Aim
Pick out every line with the word "this" and copy it.

Collected data entries:
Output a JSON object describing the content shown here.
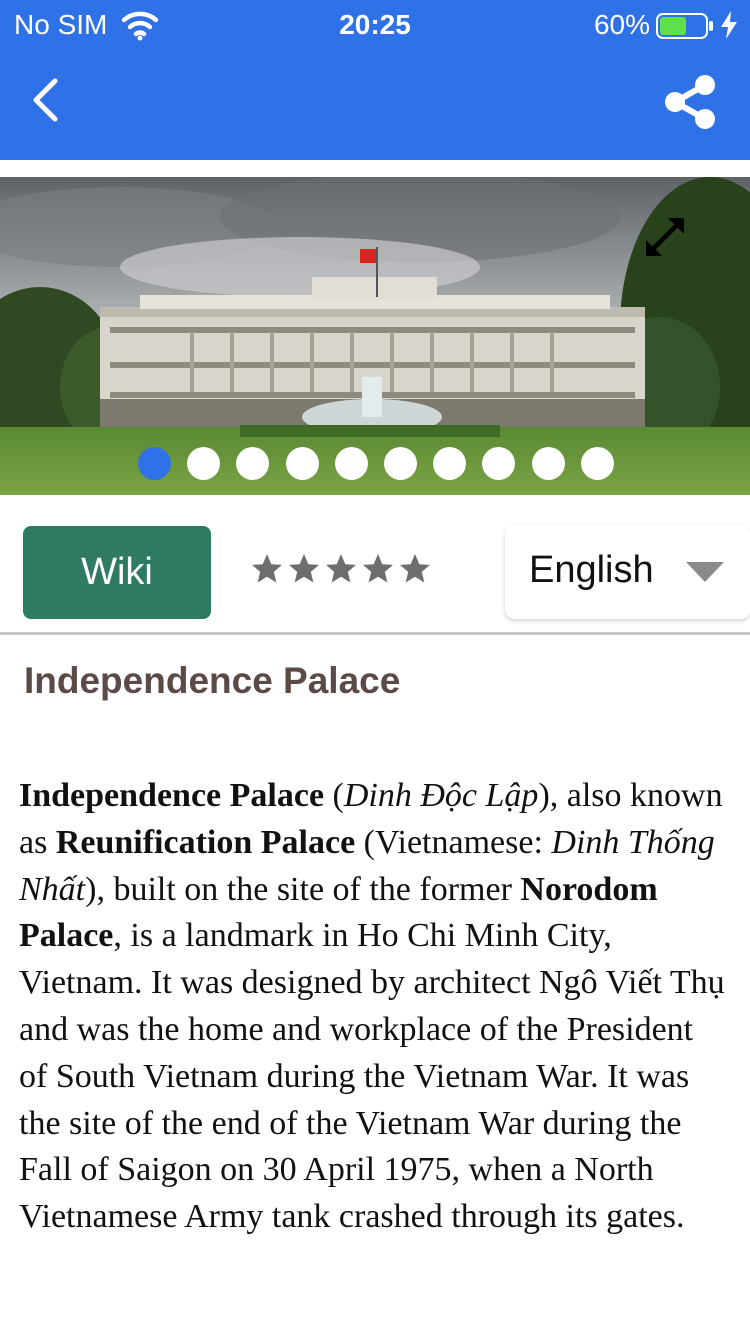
{
  "status": {
    "carrier": "No SIM",
    "time": "20:25",
    "battery": "60%",
    "battery_level": 0.6
  },
  "navbar": {
    "back_icon": "chevron-left-icon",
    "share_icon": "share-icon",
    "background": "#2f71e6"
  },
  "gallery": {
    "expand_icon": "expand-arrows-icon",
    "image_count": 10,
    "active_index": 0
  },
  "toolbar": {
    "wiki_label": "Wiki",
    "rating": 0,
    "rating_max": 5,
    "language": "English",
    "wiki_color": "#2f7a63"
  },
  "place": {
    "title": "Independence Palace",
    "article": {
      "s1_name": "Independence Palace",
      "s2": " (",
      "s3_alt": "Dinh Độc Lập",
      "s4": "), also known as ",
      "s5_name2": "Reunification Palace",
      "s6": " (Vietnamese: ",
      "s7_alt2": "Dinh Thống Nhất",
      "s8": "), built on the site of the former ",
      "s9_former": "Norodom Palace",
      "s10": ", is a landmark in Ho Chi Minh City, Vietnam. It was designed by architect Ngô Viết Thụ and was the home and workplace of the President of South Vietnam during the Vietnam War. It was the site of the end of the Vietnam War during the Fall of Saigon on 30 April 1975, when a North Vietnamese Army tank crashed through its gates."
    }
  }
}
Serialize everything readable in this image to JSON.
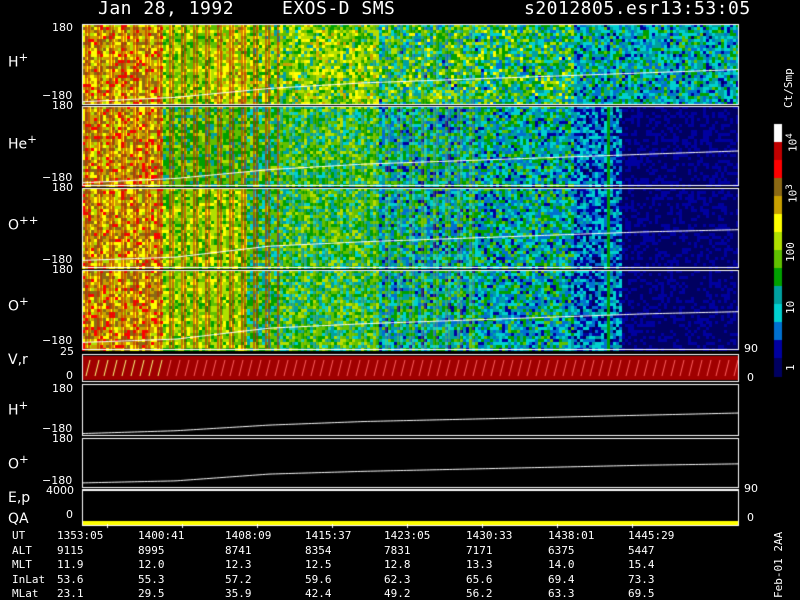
{
  "header": {
    "date": "Jan 28, 1992",
    "instrument": "EXOS-D SMS",
    "file": "s2012805.esr",
    "time": "13:53:05"
  },
  "panels": [
    {
      "label": "H",
      "sup": "+",
      "ytop": "180",
      "ybot": "−180"
    },
    {
      "label": "He",
      "sup": "+",
      "ytop": "180",
      "ybot": "−180"
    },
    {
      "label": "O",
      "sup": "++",
      "ytop": "180",
      "ybot": "−180"
    },
    {
      "label": "O",
      "sup": "+",
      "ytop": "180",
      "ybot": "−180"
    },
    {
      "label": "V,r",
      "sup": "",
      "ytop": "25",
      "ybot": "0"
    },
    {
      "label": "H",
      "sup": "+",
      "ytop": "180",
      "ybot": "−180"
    },
    {
      "label": "O",
      "sup": "+",
      "ytop": "180",
      "ybot": "−180"
    },
    {
      "label": "E,p",
      "sup": "",
      "ytop": "4000",
      "ybot": ""
    },
    {
      "label": "QA",
      "sup": "",
      "ytop": "",
      "ybot": "0"
    }
  ],
  "right_axis": {
    "vr_top": "90",
    "vr_bot": "0",
    "ep_top": "90",
    "ep_bot": "0"
  },
  "colorbar": {
    "title": "Ct/Smp",
    "ticks": [
      {
        "base": "10",
        "exp": "4"
      },
      {
        "base": "10",
        "exp": "3"
      },
      {
        "base": "100",
        "exp": ""
      },
      {
        "base": "10",
        "exp": ""
      },
      {
        "base": "1",
        "exp": ""
      }
    ],
    "colors": [
      "#ffffff",
      "#c00000",
      "#ff0000",
      "#8b6914",
      "#c8a000",
      "#ffff00",
      "#b0e000",
      "#60c000",
      "#00a000",
      "#00a0a0",
      "#00d0d0",
      "#0070d0",
      "#0000a0",
      "#000060"
    ]
  },
  "footer": {
    "rows": [
      {
        "name": "UT",
        "values": [
          "1353:05",
          "1400:41",
          "1408:09",
          "1415:37",
          "1423:05",
          "1430:33",
          "1438:01",
          "1445:29"
        ]
      },
      {
        "name": "ALT",
        "values": [
          "9115",
          "8995",
          "8741",
          "8354",
          "7831",
          "7171",
          "6375",
          "5447"
        ]
      },
      {
        "name": "MLT",
        "values": [
          "11.9",
          "12.0",
          "12.3",
          "12.5",
          "12.8",
          "13.3",
          "14.0",
          "15.4"
        ]
      },
      {
        "name": "InLat",
        "values": [
          "53.6",
          "55.3",
          "57.2",
          "59.6",
          "62.3",
          "65.6",
          "69.4",
          "73.3"
        ]
      },
      {
        "name": "MLat",
        "values": [
          "23.1",
          "29.5",
          "35.9",
          "42.4",
          "49.2",
          "56.2",
          "63.3",
          "69.5"
        ]
      }
    ],
    "stamp": "Feb-01 2AA"
  },
  "chart_data": {
    "type": "heatmap",
    "x": [
      "1353:05",
      "1400:41",
      "1408:09",
      "1415:37",
      "1423:05",
      "1430:33",
      "1438:01",
      "1445:29"
    ],
    "spectrogram_ylim": [
      -180,
      180
    ],
    "vr_ylim": [
      0,
      25
    ],
    "colorbar_range": [
      1,
      10000
    ],
    "colorbar_scale": "log",
    "line_series": [
      {
        "name": "H+",
        "values": [
          -170,
          -150,
          -110,
          -85,
          -70,
          -55,
          -40,
          -25
        ]
      },
      {
        "name": "O+",
        "values": [
          -150,
          -135,
          -85,
          -65,
          -50,
          -35,
          -20,
          -10
        ]
      }
    ]
  }
}
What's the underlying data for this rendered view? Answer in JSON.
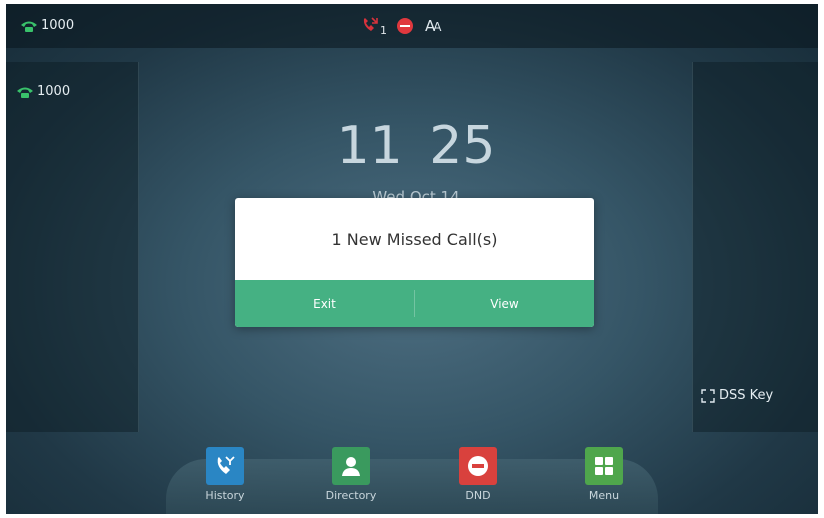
{
  "status_bar": {
    "account": "1000",
    "missed_count": "1"
  },
  "left_panel": {
    "line_key": "1000"
  },
  "clock": {
    "time": "11 25",
    "date": "Wed Oct 14"
  },
  "dialog": {
    "message": "1 New Missed Call(s)",
    "exit_label": "Exit",
    "view_label": "View"
  },
  "right_panel": {
    "dss_label": "DSS Key"
  },
  "softkeys": [
    {
      "label": "History",
      "icon": "history-icon",
      "color": "#2a86c4"
    },
    {
      "label": "Directory",
      "icon": "directory-icon",
      "color": "#3a9a5e"
    },
    {
      "label": "DND",
      "icon": "dnd-icon",
      "color": "#d9413d"
    },
    {
      "label": "Menu",
      "icon": "menu-icon",
      "color": "#4fa64c"
    }
  ],
  "colors": {
    "accent_green": "#45b183",
    "phone_icon": "#39c26b",
    "dnd_red": "#e0383e"
  }
}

Written solution
Serialize everything readable in this image to JSON.
What's the underlying data for this rendered view? Answer in JSON.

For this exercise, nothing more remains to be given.